The data >>
= = = = =

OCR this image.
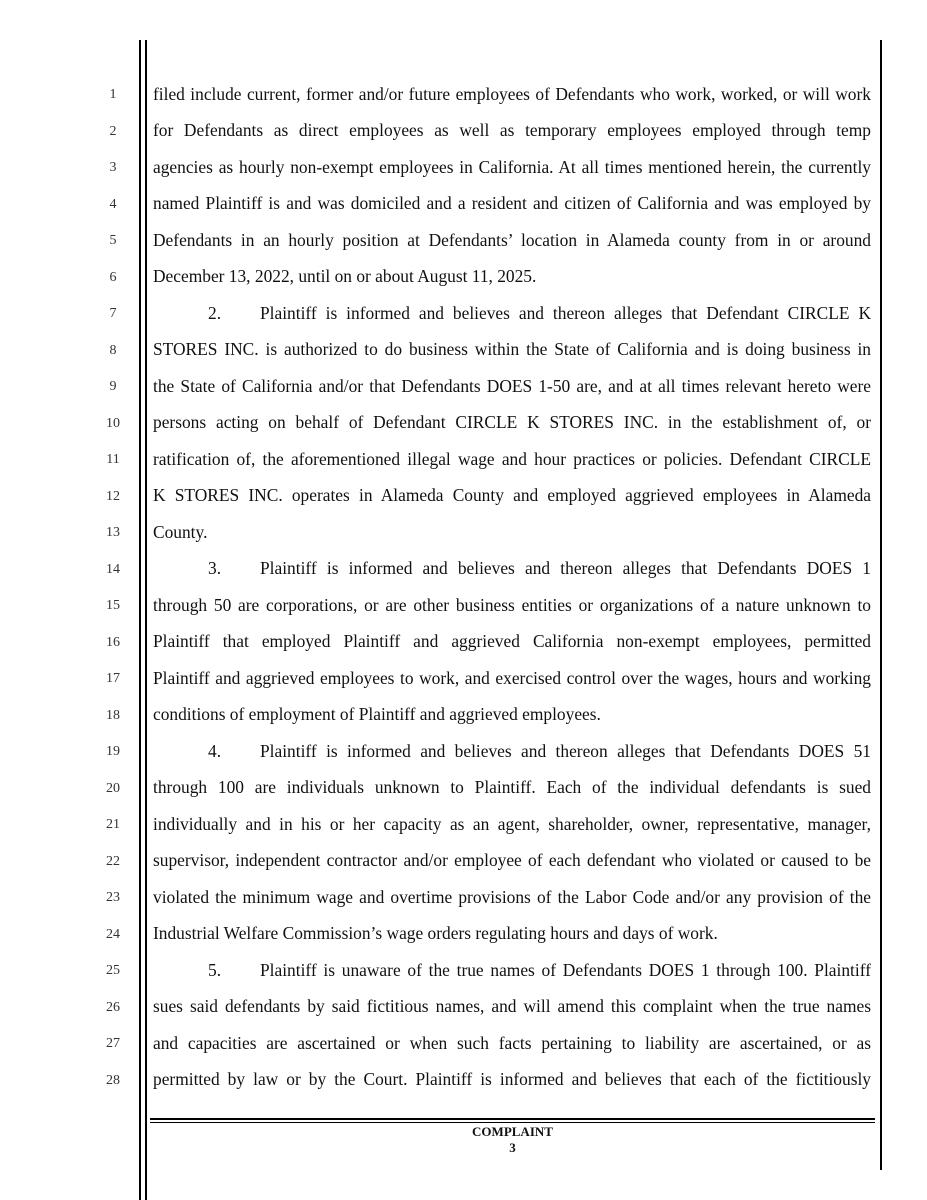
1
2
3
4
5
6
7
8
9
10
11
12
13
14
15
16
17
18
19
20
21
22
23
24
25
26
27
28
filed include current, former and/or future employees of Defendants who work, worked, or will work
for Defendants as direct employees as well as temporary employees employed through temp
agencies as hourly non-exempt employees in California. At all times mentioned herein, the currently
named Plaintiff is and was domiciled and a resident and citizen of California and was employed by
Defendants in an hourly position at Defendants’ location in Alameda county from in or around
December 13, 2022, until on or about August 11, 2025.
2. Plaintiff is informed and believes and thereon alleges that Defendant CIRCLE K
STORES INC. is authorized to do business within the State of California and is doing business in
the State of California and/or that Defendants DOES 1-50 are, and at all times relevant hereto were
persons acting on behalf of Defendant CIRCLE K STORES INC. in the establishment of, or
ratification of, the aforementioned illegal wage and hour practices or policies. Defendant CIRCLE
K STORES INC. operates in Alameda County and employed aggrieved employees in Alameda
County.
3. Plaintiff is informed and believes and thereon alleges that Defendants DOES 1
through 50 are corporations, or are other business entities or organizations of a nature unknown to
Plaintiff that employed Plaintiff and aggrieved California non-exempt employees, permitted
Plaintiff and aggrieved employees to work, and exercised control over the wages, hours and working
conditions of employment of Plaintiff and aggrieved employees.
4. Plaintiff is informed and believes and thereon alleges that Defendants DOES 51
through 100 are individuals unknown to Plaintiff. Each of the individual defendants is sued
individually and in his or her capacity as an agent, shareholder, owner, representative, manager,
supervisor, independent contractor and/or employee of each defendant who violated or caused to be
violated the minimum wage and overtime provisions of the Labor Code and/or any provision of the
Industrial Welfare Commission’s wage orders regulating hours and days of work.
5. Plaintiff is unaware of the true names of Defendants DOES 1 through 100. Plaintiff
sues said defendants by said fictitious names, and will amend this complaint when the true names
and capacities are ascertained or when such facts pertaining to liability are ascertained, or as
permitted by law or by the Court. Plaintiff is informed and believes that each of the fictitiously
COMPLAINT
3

= = = = =

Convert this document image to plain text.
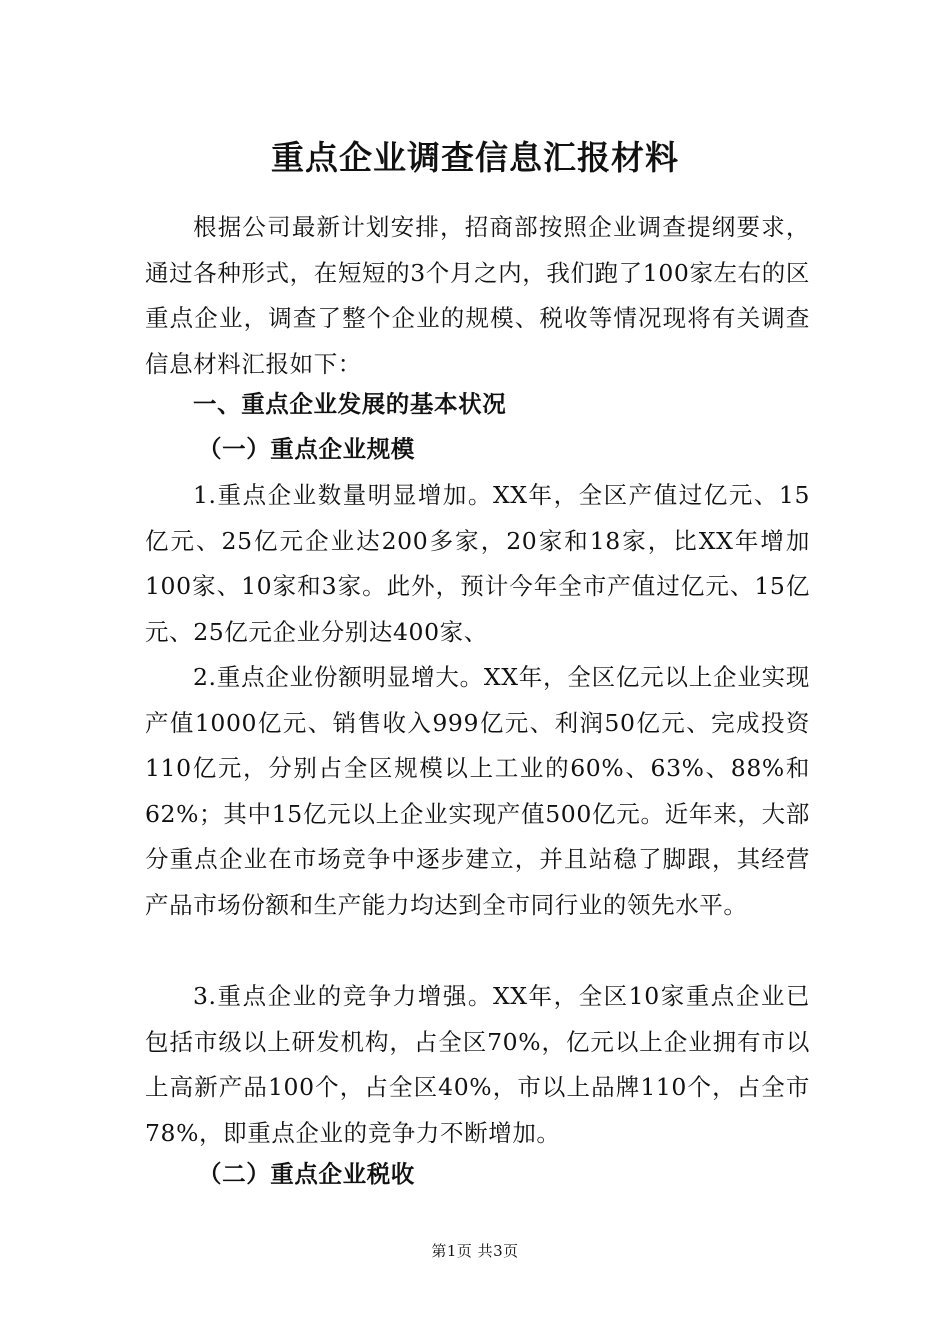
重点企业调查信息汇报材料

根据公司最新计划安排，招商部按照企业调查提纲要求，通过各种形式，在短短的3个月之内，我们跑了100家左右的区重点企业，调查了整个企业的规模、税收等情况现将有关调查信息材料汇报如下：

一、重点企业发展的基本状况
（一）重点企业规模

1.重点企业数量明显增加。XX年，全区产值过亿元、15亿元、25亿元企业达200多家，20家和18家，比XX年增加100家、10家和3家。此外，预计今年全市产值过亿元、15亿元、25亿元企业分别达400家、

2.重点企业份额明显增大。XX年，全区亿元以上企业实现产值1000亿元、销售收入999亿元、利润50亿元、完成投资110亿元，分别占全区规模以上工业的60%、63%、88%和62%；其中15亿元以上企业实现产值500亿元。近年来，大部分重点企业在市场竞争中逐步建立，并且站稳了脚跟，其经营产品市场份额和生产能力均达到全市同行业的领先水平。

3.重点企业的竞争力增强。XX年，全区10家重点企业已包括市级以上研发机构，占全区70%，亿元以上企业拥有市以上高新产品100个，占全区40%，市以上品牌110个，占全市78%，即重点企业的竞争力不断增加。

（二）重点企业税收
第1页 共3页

= = = = =

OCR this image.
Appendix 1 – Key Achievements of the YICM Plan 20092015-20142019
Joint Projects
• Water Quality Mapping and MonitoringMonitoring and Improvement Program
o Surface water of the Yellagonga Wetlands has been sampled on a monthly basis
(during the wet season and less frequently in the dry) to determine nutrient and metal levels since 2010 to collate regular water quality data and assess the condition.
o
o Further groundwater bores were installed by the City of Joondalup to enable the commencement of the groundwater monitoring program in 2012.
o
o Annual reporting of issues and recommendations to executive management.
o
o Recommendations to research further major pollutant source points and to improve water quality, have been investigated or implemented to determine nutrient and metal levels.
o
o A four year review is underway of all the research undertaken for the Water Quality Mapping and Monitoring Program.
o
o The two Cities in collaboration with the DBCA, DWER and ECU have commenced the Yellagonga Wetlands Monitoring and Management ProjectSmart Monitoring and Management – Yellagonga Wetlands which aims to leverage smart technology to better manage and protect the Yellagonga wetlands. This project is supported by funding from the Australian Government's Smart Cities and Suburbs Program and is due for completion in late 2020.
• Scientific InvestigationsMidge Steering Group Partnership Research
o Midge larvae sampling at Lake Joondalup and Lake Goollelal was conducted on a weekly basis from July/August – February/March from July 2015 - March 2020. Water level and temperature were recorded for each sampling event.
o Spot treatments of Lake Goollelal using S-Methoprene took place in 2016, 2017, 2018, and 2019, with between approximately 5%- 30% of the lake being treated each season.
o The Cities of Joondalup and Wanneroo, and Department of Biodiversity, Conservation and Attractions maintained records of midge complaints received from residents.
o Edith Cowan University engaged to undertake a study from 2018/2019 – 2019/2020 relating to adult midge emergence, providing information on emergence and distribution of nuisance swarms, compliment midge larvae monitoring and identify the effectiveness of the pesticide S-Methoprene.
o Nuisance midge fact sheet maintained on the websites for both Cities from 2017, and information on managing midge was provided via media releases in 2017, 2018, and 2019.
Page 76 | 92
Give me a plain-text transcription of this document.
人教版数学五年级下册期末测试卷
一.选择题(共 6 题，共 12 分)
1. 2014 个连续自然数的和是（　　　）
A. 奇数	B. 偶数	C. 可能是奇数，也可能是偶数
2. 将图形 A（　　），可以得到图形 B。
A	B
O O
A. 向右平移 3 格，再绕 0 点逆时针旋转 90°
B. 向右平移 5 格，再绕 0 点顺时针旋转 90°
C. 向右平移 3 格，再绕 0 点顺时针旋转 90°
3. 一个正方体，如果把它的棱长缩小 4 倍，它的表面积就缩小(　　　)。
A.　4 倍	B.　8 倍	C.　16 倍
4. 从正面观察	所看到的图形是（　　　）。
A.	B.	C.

= = = = =

Copy each line of the listing that holds the word "Alameda".

Defendants in an hourly position at Defendants’ location in Alameda county from in or around
K STORES INC. operates in Alameda County and employed aggrieved employees in Alameda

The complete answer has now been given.